TO DO
Write each line out again exactly as written.
######
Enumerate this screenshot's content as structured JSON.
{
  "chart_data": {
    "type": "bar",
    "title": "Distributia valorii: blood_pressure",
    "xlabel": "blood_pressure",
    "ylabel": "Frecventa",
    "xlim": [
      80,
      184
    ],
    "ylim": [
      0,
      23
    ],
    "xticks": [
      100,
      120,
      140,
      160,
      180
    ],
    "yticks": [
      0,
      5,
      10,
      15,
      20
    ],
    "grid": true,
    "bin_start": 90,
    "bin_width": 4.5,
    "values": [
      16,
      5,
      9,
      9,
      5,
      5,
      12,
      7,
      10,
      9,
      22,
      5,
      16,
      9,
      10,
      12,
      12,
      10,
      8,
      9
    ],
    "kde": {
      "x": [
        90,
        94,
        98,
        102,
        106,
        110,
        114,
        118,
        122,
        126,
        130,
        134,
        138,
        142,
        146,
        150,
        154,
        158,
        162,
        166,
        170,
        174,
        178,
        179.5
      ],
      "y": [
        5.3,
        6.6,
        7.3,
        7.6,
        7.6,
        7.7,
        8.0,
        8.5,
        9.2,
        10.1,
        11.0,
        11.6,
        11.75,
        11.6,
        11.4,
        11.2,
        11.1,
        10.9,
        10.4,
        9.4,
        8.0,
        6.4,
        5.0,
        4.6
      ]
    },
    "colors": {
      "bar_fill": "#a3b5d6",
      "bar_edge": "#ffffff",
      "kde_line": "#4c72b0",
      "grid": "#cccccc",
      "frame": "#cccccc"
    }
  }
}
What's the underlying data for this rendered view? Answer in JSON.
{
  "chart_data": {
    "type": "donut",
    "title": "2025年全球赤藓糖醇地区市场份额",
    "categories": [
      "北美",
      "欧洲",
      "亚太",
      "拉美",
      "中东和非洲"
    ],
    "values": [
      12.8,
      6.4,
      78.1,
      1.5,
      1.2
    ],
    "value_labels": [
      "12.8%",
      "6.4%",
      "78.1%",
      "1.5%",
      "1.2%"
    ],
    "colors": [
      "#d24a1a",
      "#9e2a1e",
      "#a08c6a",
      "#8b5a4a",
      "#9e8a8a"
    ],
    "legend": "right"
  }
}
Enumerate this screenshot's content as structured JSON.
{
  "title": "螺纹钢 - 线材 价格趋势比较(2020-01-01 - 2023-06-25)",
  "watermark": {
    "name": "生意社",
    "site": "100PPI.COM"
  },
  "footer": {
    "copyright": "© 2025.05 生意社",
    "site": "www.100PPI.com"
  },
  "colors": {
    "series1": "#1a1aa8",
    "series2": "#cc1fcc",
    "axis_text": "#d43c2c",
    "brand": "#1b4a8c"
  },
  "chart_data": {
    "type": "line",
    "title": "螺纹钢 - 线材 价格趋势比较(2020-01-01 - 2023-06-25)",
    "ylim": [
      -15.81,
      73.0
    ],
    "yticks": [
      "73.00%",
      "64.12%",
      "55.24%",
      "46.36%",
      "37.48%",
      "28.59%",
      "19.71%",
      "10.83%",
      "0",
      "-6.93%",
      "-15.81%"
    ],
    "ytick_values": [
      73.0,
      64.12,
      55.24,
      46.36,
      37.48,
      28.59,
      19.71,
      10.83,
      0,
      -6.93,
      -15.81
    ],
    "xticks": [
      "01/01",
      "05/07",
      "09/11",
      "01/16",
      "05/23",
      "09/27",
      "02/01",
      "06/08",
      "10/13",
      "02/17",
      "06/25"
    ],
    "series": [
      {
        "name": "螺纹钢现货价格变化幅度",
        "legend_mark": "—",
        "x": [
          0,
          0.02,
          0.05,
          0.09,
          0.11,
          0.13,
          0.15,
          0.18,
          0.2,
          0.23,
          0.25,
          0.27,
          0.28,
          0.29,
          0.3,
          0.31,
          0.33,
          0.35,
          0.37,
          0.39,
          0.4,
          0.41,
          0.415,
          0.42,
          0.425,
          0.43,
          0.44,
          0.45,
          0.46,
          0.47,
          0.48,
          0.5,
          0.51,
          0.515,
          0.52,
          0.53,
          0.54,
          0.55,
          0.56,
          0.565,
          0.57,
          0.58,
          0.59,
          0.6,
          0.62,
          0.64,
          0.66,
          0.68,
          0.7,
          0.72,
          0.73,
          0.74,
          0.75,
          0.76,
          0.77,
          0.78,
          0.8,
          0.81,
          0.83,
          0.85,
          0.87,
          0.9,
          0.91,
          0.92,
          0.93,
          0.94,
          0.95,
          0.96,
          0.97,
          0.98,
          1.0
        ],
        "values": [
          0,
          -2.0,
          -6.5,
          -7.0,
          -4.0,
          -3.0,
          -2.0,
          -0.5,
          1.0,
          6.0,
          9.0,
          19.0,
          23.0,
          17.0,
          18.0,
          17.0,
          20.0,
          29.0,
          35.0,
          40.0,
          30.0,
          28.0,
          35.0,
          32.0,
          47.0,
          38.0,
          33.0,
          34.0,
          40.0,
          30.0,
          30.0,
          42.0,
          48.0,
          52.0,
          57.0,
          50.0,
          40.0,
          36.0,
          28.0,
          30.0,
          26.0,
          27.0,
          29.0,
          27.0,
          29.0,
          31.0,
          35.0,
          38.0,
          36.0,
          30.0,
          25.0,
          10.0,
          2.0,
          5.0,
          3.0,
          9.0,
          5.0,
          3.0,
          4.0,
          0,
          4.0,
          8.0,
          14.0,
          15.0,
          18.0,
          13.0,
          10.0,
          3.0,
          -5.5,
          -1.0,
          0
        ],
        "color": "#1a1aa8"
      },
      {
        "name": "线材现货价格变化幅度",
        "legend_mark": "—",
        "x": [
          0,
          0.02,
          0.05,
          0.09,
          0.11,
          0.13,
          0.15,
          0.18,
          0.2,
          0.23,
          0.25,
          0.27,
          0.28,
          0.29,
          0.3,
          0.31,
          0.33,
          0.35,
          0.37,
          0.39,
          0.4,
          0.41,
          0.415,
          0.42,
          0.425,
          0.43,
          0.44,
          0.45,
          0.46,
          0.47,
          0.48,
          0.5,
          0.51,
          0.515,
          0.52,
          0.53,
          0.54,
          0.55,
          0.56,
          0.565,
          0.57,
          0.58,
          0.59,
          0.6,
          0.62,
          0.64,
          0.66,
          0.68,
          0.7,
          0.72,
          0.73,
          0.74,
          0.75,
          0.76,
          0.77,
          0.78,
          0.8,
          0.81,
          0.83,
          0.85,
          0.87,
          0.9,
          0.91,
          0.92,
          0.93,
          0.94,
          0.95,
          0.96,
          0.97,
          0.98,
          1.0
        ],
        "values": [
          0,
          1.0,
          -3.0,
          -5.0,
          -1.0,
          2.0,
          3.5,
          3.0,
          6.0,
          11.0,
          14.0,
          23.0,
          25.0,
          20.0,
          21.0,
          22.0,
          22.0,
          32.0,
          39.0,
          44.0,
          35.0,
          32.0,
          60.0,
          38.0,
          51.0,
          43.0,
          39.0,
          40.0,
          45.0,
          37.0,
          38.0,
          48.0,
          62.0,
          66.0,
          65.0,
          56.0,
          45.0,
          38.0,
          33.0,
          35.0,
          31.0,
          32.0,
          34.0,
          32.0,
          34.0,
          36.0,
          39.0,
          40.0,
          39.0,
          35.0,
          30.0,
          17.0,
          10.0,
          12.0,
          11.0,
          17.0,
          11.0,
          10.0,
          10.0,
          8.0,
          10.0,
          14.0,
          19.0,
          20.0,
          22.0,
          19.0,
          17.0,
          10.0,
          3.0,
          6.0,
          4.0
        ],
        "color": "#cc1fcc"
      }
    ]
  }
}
######
ANSWER TO THIS EXERCISE
Enumerate this screenshot's content as structured JSON.
{
  "chart_data": {
    "type": "bar",
    "title": "Distributia valorii: blood_pressure",
    "xlabel": "blood_pressure",
    "ylabel": "Frecventa",
    "xlim": [
      80,
      184
    ],
    "ylim": [
      0,
      23
    ],
    "xticks": [
      100,
      120,
      140,
      160,
      180
    ],
    "yticks": [
      0,
      5,
      10,
      15,
      20
    ],
    "grid": true,
    "bin_start": 90,
    "bin_width": 4.5,
    "values": [
      16,
      5,
      9,
      9,
      5,
      5,
      12,
      7,
      10,
      9,
      22,
      5,
      16,
      9,
      10,
      12,
      12,
      10,
      8,
      9
    ],
    "kde": {
      "x": [
        90,
        94,
        98,
        102,
        106,
        110,
        114,
        118,
        122,
        126,
        130,
        134,
        138,
        142,
        146,
        150,
        154,
        158,
        162,
        166,
        170,
        174,
        178,
        179.5
      ],
      "y": [
        5.3,
        6.6,
        7.3,
        7.6,
        7.6,
        7.7,
        8.0,
        8.5,
        9.2,
        10.1,
        11.0,
        11.6,
        11.75,
        11.6,
        11.4,
        11.2,
        11.1,
        10.9,
        10.4,
        9.4,
        8.0,
        6.4,
        5.0,
        4.6
      ]
    },
    "colors": {
      "bar_fill": "#a3b5d6",
      "bar_edge": "#ffffff",
      "kde_line": "#4c72b0",
      "grid": "#cccccc",
      "frame": "#cccccc"
    }
  }
}
What's the underlying data for this rendered view? Answer in JSON.
{
  "chart_data": {
    "type": "donut",
    "title": "2025年全球赤藓糖醇地区市场份额",
    "categories": [
      "北美",
      "欧洲",
      "亚太",
      "拉美",
      "中东和非洲"
    ],
    "values": [
      12.8,
      6.4,
      78.1,
      1.5,
      1.2
    ],
    "value_labels": [
      "12.8%",
      "6.4%",
      "78.1%",
      "1.5%",
      "1.2%"
    ],
    "colors": [
      "#d24a1a",
      "#9e2a1e",
      "#a08c6a",
      "#8b5a4a",
      "#9e8a8a"
    ],
    "legend": "right"
  }
}
Enumerate this screenshot's content as structured JSON.
{
  "title": "螺纹钢 - 线材 价格趋势比较(2020-01-01 - 2023-06-25)",
  "watermark": {
    "name": "生意社",
    "site": "100PPI.COM"
  },
  "footer": {
    "copyright": "© 2025.05 生意社",
    "site": "www.100PPI.com"
  },
  "colors": {
    "series1": "#1a1aa8",
    "series2": "#cc1fcc",
    "axis_text": "#d43c2c",
    "brand": "#1b4a8c"
  },
  "chart_data": {
    "type": "line",
    "title": "螺纹钢 - 线材 价格趋势比较(2020-01-01 - 2023-06-25)",
    "ylim": [
      -15.81,
      73.0
    ],
    "yticks": [
      "73.00%",
      "64.12%",
      "55.24%",
      "46.36%",
      "37.48%",
      "28.59%",
      "19.71%",
      "10.83%",
      "0",
      "-6.93%",
      "-15.81%"
    ],
    "ytick_values": [
      73.0,
      64.12,
      55.24,
      46.36,
      37.48,
      28.59,
      19.71,
      10.83,
      0,
      -6.93,
      -15.81
    ],
    "xticks": [
      "01/01",
      "05/07",
      "09/11",
      "01/16",
      "05/23",
      "09/27",
      "02/01",
      "06/08",
      "10/13",
      "02/17",
      "06/25"
    ],
    "series": [
      {
        "name": "螺纹钢现货价格变化幅度",
        "legend_mark": "—",
        "x": [
          0,
          0.02,
          0.05,
          0.09,
          0.11,
          0.13,
          0.15,
          0.18,
          0.2,
          0.23,
          0.25,
          0.27,
          0.28,
          0.29,
          0.3,
          0.31,
          0.33,
          0.35,
          0.37,
          0.39,
          0.4,
          0.41,
          0.415,
          0.42,
          0.425,
          0.43,
          0.44,
          0.45,
          0.46,
          0.47,
          0.48,
          0.5,
          0.51,
          0.515,
          0.52,
          0.53,
          0.54,
          0.55,
          0.56,
          0.565,
          0.57,
          0.58,
          0.59,
          0.6,
          0.62,
          0.64,
          0.66,
          0.68,
          0.7,
          0.72,
          0.73,
          0.74,
          0.75,
          0.76,
          0.77,
          0.78,
          0.8,
          0.81,
          0.83,
          0.85,
          0.87,
          0.9,
          0.91,
          0.92,
          0.93,
          0.94,
          0.95,
          0.96,
          0.97,
          0.98,
          1.0
        ],
        "values": [
          0,
          -2.0,
          -6.5,
          -7.0,
          -4.0,
          -3.0,
          -2.0,
          -0.5,
          1.0,
          6.0,
          9.0,
          19.0,
          23.0,
          17.0,
          18.0,
          17.0,
          20.0,
          29.0,
          35.0,
          40.0,
          30.0,
          28.0,
          35.0,
          32.0,
          47.0,
          38.0,
          33.0,
          34.0,
          40.0,
          30.0,
          30.0,
          42.0,
          48.0,
          52.0,
          57.0,
          50.0,
          40.0,
          36.0,
          28.0,
          30.0,
          26.0,
          27.0,
          29.0,
          27.0,
          29.0,
          31.0,
          35.0,
          38.0,
          36.0,
          30.0,
          25.0,
          10.0,
          2.0,
          5.0,
          3.0,
          9.0,
          5.0,
          3.0,
          4.0,
          0,
          4.0,
          8.0,
          14.0,
          15.0,
          18.0,
          13.0,
          10.0,
          3.0,
          -5.5,
          -1.0,
          0
        ],
        "color": "#1a1aa8"
      },
      {
        "name": "线材现货价格变化幅度",
        "legend_mark": "—",
        "x": [
          0,
          0.02,
          0.05,
          0.09,
          0.11,
          0.13,
          0.15,
          0.18,
          0.2,
          0.23,
          0.25,
          0.27,
          0.28,
          0.29,
          0.3,
          0.31,
          0.33,
          0.35,
          0.37,
          0.39,
          0.4,
          0.41,
          0.415,
          0.42,
          0.425,
          0.43,
          0.44,
          0.45,
          0.46,
          0.47,
          0.48,
          0.5,
          0.51,
          0.515,
          0.52,
          0.53,
          0.54,
          0.55,
          0.56,
          0.565,
          0.57,
          0.58,
          0.59,
          0.6,
          0.62,
          0.64,
          0.66,
          0.68,
          0.7,
          0.72,
          0.73,
          0.74,
          0.75,
          0.76,
          0.77,
          0.78,
          0.8,
          0.81,
          0.83,
          0.85,
          0.87,
          0.9,
          0.91,
          0.92,
          0.93,
          0.94,
          0.95,
          0.96,
          0.97,
          0.98,
          1.0
        ],
        "values": [
          0,
          1.0,
          -3.0,
          -5.0,
          -1.0,
          2.0,
          3.5,
          3.0,
          6.0,
          11.0,
          14.0,
          23.0,
          25.0,
          20.0,
          21.0,
          22.0,
          22.0,
          32.0,
          39.0,
          44.0,
          35.0,
          32.0,
          60.0,
          38.0,
          51.0,
          43.0,
          39.0,
          40.0,
          45.0,
          37.0,
          38.0,
          48.0,
          62.0,
          66.0,
          65.0,
          56.0,
          45.0,
          38.0,
          33.0,
          35.0,
          31.0,
          32.0,
          34.0,
          32.0,
          34.0,
          36.0,
          39.0,
          40.0,
          39.0,
          35.0,
          30.0,
          17.0,
          10.0,
          12.0,
          11.0,
          17.0,
          11.0,
          10.0,
          10.0,
          8.0,
          10.0,
          14.0,
          19.0,
          20.0,
          22.0,
          19.0,
          17.0,
          10.0,
          3.0,
          6.0,
          4.0
        ],
        "color": "#cc1fcc"
      }
    ]
  }
}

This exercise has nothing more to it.